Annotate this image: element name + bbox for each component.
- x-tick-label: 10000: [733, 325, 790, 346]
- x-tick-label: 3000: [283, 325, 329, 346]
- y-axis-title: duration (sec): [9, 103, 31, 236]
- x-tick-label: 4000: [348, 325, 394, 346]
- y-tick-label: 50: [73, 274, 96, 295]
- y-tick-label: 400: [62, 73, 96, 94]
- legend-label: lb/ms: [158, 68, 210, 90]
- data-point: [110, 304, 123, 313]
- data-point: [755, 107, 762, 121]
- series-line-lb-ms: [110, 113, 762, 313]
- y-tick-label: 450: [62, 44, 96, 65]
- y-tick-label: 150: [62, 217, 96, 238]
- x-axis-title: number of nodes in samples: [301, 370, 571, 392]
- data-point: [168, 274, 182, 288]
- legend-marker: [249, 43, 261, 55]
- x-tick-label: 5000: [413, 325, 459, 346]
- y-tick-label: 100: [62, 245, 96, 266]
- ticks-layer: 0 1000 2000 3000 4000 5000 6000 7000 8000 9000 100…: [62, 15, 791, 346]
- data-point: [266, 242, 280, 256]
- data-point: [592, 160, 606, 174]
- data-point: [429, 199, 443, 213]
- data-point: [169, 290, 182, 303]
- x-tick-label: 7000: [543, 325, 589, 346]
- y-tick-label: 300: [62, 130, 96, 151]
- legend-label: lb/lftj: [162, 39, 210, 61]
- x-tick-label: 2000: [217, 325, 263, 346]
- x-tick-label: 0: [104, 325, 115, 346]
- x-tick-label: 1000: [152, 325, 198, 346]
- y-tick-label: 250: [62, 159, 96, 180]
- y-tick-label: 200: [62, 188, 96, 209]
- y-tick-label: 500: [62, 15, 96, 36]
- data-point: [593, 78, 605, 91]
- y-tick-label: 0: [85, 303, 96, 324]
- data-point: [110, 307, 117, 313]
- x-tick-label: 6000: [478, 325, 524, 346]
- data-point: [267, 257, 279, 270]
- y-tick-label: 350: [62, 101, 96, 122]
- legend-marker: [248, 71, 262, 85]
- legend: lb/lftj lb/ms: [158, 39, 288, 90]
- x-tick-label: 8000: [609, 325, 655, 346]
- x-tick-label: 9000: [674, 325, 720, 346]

########################################

**WORK INSTRUCTIONS**
Will you print every line of the entries from the very beginning up to and including the line that contains "- y-tick-label: 400: [62, 73, 96, 94]", copying each one unchanged?

**EXERCISE RESULT**
Annotate this image: element name + bbox for each component.
- x-tick-label: 10000: [733, 325, 790, 346]
- x-tick-label: 3000: [283, 325, 329, 346]
- y-axis-title: duration (sec): [9, 103, 31, 236]
- x-tick-label: 4000: [348, 325, 394, 346]
- y-tick-label: 50: [73, 274, 96, 295]
- y-tick-label: 400: [62, 73, 96, 94]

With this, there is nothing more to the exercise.